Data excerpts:
-*-*-

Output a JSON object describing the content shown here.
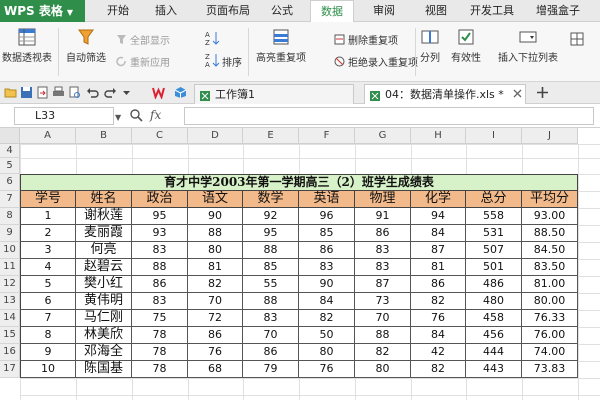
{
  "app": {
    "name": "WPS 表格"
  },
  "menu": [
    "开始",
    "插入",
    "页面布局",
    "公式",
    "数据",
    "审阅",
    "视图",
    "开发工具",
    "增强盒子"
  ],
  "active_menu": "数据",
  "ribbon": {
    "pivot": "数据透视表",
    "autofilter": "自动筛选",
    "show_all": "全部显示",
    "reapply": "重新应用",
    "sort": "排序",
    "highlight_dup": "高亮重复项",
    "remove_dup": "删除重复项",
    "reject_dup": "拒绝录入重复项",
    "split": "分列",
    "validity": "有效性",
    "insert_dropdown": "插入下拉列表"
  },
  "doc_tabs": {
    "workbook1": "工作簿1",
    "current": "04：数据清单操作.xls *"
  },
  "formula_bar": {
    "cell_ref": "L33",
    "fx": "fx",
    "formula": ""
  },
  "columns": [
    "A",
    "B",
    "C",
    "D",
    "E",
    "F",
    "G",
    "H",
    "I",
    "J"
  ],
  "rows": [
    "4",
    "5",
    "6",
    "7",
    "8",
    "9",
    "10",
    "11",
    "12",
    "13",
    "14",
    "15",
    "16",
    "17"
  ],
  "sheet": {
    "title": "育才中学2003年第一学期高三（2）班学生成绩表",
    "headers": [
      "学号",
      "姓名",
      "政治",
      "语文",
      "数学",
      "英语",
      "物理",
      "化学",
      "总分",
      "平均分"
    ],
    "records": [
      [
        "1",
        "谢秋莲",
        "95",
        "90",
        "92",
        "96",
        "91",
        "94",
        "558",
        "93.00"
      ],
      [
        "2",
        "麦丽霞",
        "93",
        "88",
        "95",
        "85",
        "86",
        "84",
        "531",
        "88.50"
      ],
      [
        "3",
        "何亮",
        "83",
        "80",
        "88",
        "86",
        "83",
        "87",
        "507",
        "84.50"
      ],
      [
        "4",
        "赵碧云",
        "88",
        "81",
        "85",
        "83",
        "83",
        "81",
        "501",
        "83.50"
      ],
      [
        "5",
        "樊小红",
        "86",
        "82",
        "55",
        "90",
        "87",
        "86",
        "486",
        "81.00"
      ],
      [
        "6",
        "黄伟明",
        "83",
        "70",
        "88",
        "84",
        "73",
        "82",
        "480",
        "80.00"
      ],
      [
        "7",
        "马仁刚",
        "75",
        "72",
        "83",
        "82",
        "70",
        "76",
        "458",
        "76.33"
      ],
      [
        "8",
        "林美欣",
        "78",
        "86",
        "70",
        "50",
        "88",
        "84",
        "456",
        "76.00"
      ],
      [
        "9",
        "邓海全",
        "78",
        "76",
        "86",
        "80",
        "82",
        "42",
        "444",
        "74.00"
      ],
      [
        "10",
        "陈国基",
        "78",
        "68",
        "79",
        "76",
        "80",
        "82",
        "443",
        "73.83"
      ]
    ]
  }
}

-*-*-

● INSTRUCTION:
Transcribe the whole listing exactly. Pictures stay out of your copy.

● FINAL RESULT:
Output a JSON object describing the content shown here.
{
  "app": {
    "name": "WPS 表格"
  },
  "menu": [
    "开始",
    "插入",
    "页面布局",
    "公式",
    "数据",
    "审阅",
    "视图",
    "开发工具",
    "增强盒子"
  ],
  "active_menu": "数据",
  "ribbon": {
    "pivot": "数据透视表",
    "autofilter": "自动筛选",
    "show_all": "全部显示",
    "reapply": "重新应用",
    "sort": "排序",
    "highlight_dup": "高亮重复项",
    "remove_dup": "删除重复项",
    "reject_dup": "拒绝录入重复项",
    "split": "分列",
    "validity": "有效性",
    "insert_dropdown": "插入下拉列表"
  },
  "doc_tabs": {
    "workbook1": "工作簿1",
    "current": "04：数据清单操作.xls *"
  },
  "formula_bar": {
    "cell_ref": "L33",
    "fx": "fx",
    "formula": ""
  },
  "columns": [
    "A",
    "B",
    "C",
    "D",
    "E",
    "F",
    "G",
    "H",
    "I",
    "J"
  ],
  "rows": [
    "4",
    "5",
    "6",
    "7",
    "8",
    "9",
    "10",
    "11",
    "12",
    "13",
    "14",
    "15",
    "16",
    "17"
  ],
  "sheet": {
    "title": "育才中学2003年第一学期高三（2）班学生成绩表",
    "headers": [
      "学号",
      "姓名",
      "政治",
      "语文",
      "数学",
      "英语",
      "物理",
      "化学",
      "总分",
      "平均分"
    ],
    "records": [
      [
        "1",
        "谢秋莲",
        "95",
        "90",
        "92",
        "96",
        "91",
        "94",
        "558",
        "93.00"
      ],
      [
        "2",
        "麦丽霞",
        "93",
        "88",
        "95",
        "85",
        "86",
        "84",
        "531",
        "88.50"
      ],
      [
        "3",
        "何亮",
        "83",
        "80",
        "88",
        "86",
        "83",
        "87",
        "507",
        "84.50"
      ],
      [
        "4",
        "赵碧云",
        "88",
        "81",
        "85",
        "83",
        "83",
        "81",
        "501",
        "83.50"
      ],
      [
        "5",
        "樊小红",
        "86",
        "82",
        "55",
        "90",
        "87",
        "86",
        "486",
        "81.00"
      ],
      [
        "6",
        "黄伟明",
        "83",
        "70",
        "88",
        "84",
        "73",
        "82",
        "480",
        "80.00"
      ],
      [
        "7",
        "马仁刚",
        "75",
        "72",
        "83",
        "82",
        "70",
        "76",
        "458",
        "76.33"
      ],
      [
        "8",
        "林美欣",
        "78",
        "86",
        "70",
        "50",
        "88",
        "84",
        "456",
        "76.00"
      ],
      [
        "9",
        "邓海全",
        "78",
        "76",
        "86",
        "80",
        "82",
        "42",
        "444",
        "74.00"
      ],
      [
        "10",
        "陈国基",
        "78",
        "68",
        "79",
        "76",
        "80",
        "82",
        "443",
        "73.83"
      ]
    ]
  }
}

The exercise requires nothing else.